## Recorded data
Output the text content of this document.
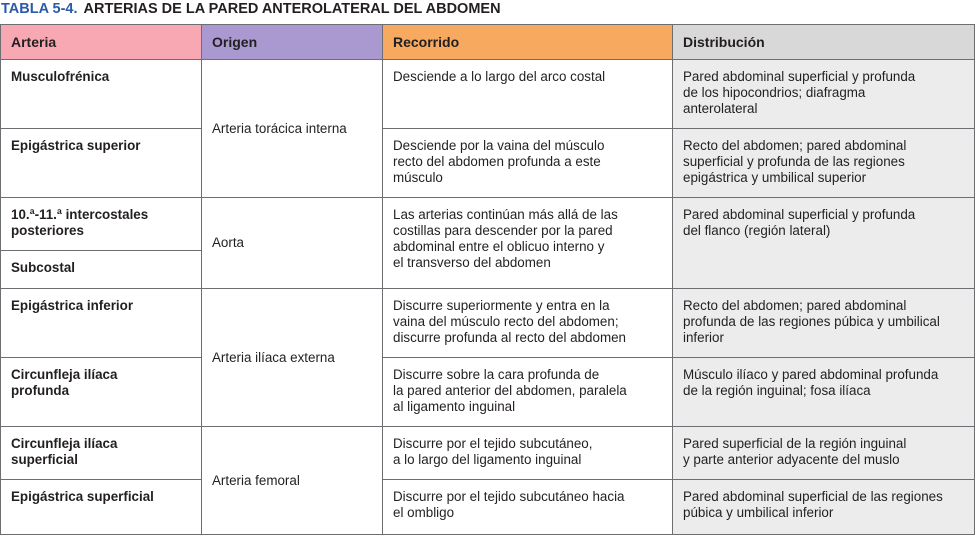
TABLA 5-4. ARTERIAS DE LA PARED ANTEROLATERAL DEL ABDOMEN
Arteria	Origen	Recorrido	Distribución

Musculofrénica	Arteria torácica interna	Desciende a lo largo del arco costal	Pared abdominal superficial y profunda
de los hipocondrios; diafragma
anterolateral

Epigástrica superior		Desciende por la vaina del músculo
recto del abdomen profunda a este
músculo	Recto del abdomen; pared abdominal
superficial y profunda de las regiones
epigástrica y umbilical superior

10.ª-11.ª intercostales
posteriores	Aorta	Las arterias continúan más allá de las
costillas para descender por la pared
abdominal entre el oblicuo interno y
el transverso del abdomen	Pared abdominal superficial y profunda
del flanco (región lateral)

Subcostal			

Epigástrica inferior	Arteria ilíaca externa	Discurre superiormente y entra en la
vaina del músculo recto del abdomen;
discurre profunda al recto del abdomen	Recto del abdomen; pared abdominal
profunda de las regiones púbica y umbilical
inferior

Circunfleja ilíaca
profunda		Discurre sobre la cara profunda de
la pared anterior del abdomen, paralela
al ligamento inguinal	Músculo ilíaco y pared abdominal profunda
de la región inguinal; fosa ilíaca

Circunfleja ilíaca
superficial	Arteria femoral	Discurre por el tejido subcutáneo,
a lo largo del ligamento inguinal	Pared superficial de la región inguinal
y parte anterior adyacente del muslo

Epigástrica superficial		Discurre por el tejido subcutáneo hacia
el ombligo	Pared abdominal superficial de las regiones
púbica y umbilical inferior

--

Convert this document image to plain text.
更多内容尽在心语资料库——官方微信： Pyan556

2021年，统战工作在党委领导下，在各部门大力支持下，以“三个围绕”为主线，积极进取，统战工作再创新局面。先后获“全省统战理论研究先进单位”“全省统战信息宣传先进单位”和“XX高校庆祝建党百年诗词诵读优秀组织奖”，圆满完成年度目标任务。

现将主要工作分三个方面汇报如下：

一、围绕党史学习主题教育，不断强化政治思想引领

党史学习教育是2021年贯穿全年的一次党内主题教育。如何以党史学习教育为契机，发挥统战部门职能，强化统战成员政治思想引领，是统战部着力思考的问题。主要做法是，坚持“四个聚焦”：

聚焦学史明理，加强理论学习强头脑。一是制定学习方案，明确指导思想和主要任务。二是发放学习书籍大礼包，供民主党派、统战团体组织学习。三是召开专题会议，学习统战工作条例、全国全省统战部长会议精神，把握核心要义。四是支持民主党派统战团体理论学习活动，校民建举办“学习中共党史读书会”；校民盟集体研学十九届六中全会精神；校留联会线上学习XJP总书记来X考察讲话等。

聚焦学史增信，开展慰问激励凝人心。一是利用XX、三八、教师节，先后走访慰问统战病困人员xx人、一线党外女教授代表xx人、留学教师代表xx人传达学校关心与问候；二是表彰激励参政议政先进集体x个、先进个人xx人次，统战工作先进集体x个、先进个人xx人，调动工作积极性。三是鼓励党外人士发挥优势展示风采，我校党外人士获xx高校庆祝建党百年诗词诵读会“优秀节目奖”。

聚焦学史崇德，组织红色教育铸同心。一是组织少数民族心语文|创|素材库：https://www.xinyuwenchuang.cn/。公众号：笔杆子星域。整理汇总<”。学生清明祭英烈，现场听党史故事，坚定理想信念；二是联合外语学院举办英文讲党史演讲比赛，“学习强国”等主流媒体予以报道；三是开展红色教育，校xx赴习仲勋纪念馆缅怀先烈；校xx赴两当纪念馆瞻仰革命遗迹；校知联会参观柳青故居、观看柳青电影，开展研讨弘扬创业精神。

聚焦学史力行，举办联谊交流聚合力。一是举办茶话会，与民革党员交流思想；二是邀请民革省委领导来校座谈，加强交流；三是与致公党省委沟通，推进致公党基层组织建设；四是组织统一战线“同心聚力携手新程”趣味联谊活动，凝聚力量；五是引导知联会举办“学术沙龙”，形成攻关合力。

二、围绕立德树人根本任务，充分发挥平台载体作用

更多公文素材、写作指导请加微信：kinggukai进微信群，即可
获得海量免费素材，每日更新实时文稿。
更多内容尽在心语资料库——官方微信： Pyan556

==

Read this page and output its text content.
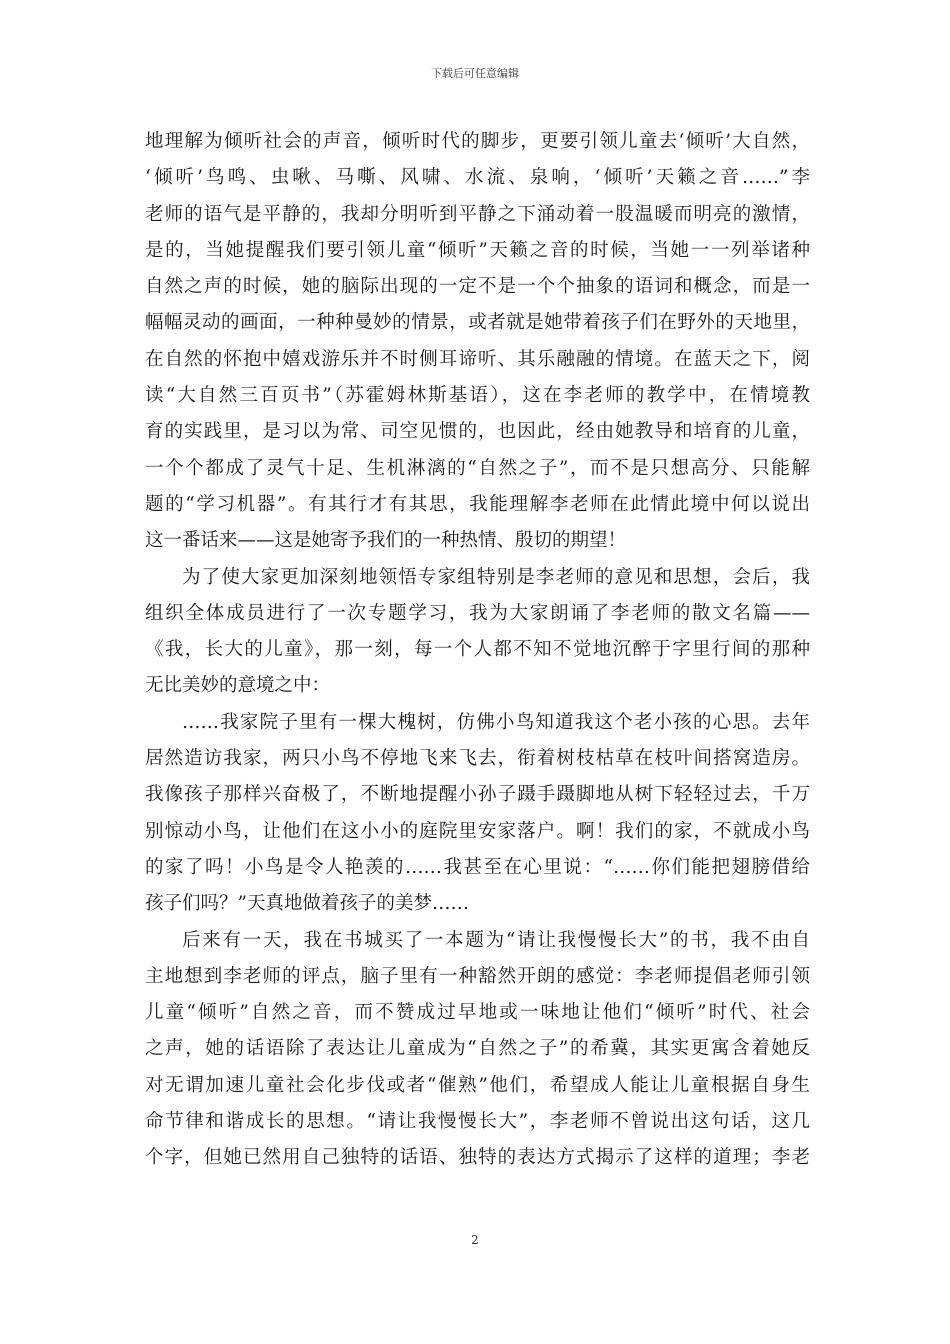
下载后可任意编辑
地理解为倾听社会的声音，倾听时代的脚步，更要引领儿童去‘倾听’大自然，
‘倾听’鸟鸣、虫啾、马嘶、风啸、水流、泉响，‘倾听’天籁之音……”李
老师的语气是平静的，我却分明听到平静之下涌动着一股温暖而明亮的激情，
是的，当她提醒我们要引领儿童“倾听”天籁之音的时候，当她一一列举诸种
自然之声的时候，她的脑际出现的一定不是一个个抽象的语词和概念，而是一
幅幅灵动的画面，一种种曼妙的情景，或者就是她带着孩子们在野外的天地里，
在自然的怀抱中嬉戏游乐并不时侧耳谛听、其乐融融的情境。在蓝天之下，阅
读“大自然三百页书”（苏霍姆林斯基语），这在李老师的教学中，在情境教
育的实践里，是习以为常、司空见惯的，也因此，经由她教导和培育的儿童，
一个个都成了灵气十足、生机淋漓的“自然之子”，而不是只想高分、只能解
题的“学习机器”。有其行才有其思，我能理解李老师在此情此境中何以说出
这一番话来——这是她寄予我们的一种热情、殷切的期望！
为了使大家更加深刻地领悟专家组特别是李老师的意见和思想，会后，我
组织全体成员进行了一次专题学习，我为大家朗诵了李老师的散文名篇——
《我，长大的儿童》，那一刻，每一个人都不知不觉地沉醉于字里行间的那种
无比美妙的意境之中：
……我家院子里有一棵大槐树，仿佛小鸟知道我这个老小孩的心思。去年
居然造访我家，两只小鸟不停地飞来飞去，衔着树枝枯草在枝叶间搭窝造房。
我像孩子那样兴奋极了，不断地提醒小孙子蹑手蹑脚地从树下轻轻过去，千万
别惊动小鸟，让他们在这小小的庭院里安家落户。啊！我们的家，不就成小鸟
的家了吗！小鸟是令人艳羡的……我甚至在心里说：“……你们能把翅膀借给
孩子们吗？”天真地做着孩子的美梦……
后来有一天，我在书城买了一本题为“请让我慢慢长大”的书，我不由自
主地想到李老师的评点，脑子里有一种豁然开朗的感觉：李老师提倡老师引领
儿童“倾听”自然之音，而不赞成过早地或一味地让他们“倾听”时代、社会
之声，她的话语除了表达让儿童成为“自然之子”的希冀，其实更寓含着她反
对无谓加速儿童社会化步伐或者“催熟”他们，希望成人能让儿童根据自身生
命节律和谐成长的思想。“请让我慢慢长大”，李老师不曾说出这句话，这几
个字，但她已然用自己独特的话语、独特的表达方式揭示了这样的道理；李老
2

## To do
Your task is to gather every line with the word "regiones" and copy it.

## Complete response
superficial y profunda de las regiones
profunda de las regiones púbica y umbilical
el ombligo	Pared abdominal superficial de las regiones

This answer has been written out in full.